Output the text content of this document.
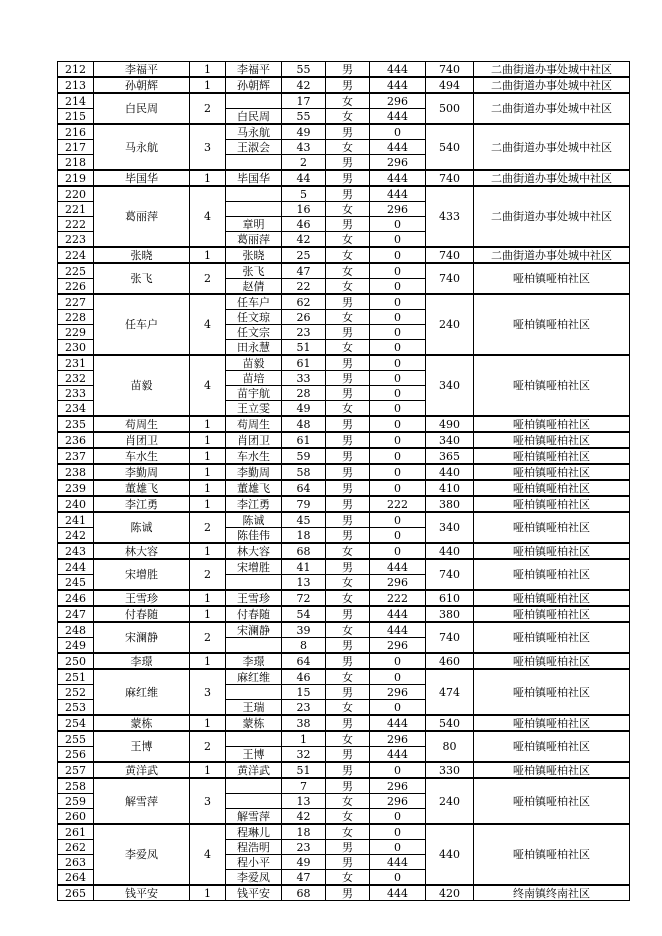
212	李福平	1	李福平	55	男	444	740	二曲街道办事处城中社区
213	孙朝辉	1	孙朝辉	42	男	444	494	二曲街道办事处城中社区
214	白民周	2		17	女	296	500	二曲街道办事处城中社区
215			白民周	55	女	444		
216	马永航	3	马永航	49	男	0	540	二曲街道办事处城中社区
217			王淑会	43	女	444		
218				2	男	296		
219	毕国华	1	毕国华	44	男	444	740	二曲街道办事处城中社区
220	葛丽萍	4		5	男	444	433	二曲街道办事处城中社区
221				16	女	296		
222			章明	46	男	0		
223			葛丽萍	42	女	0		
224	张晓	1	张晓	25	女	0	740	二曲街道办事处城中社区
225	张飞	2	张飞	47	女	0	740	哑柏镇哑柏社区
226			赵倩	22	女	0		
227	任车户	4	任车户	62	男	0	240	哑柏镇哑柏社区
228			任文琼	26	女	0		
229			任文宗	23	男	0		
230			田永慧	51	女	0		
231	苗毅	4	苗毅	61	男	0	340	哑柏镇哑柏社区
232			苗培	33	男	0		
233			苗宇航	28	男	0		
234			王立雯	49	女	0		
235	苟周生	1	苟周生	48	男	0	490	哑柏镇哑柏社区
236	肖团卫	1	肖团卫	61	男	0	340	哑柏镇哑柏社区
237	车水生	1	车水生	59	男	0	365	哑柏镇哑柏社区
238	李勤周	1	李勤周	58	男	0	440	哑柏镇哑柏社区
239	董雄飞	1	董雄飞	64	男	0	410	哑柏镇哑柏社区
240	李江勇	1	李江勇	79	男	222	380	哑柏镇哑柏社区
241	陈诚	2	陈诚	45	男	0	340	哑柏镇哑柏社区
242			陈佳伟	18	男	0		
243	林大容	1	林大容	68	女	0	440	哑柏镇哑柏社区
244	宋增胜	2	宋增胜	41	男	444	740	哑柏镇哑柏社区
245				13	女	296		
246	王雪珍	1	王雪珍	72	女	222	610	哑柏镇哑柏社区
247	付春随	1	付春随	54	男	444	380	哑柏镇哑柏社区
248	宋澜静	2	宋澜静	39	女	444	740	哑柏镇哑柏社区
249				8	男	296		
250	李璟	1	李璟	64	男	0	460	哑柏镇哑柏社区
251	麻红维	3	麻红维	46	女	0	474	哑柏镇哑柏社区
252				15	男	296		
253			王瑞	23	女	0		
254	蒙栋	1	蒙栋	38	男	444	540	哑柏镇哑柏社区
255	王博	2		1	女	296	80	哑柏镇哑柏社区
256			王博	32	男	444		
257	黄洋武	1	黄洋武	51	男	0	330	哑柏镇哑柏社区
258	解雪萍	3		7	男	296	240	哑柏镇哑柏社区
259				13	女	296		
260			解雪萍	42	女	0		
261	李爱凤	4	程琳儿	18	女	0	440	哑柏镇哑柏社区
262			程浩明	23	男	0		
263			程小平	49	男	444		
264			李爱凤	47	女	0		
265	钱平安	1	钱平安	68	男	444	420	终南镇终南社区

Task to carry out: Scan the material for lines with the word "二曲街道办事处城中社区", and copy each line you find.

The completed task:
212	李福平	1	李福平	55	男	444	740	二曲街道办事处城中社区
213	孙朝辉	1	孙朝辉	42	男	444	494	二曲街道办事处城中社区
214	白民周	2		17	女	296	500	二曲街道办事处城中社区
216	马永航	3	马永航	49	男	0	540	二曲街道办事处城中社区
219	毕国华	1	毕国华	44	男	444	740	二曲街道办事处城中社区
220	葛丽萍	4		5	男	444	433	二曲街道办事处城中社区
224	张晓	1	张晓	25	女	0	740	二曲街道办事处城中社区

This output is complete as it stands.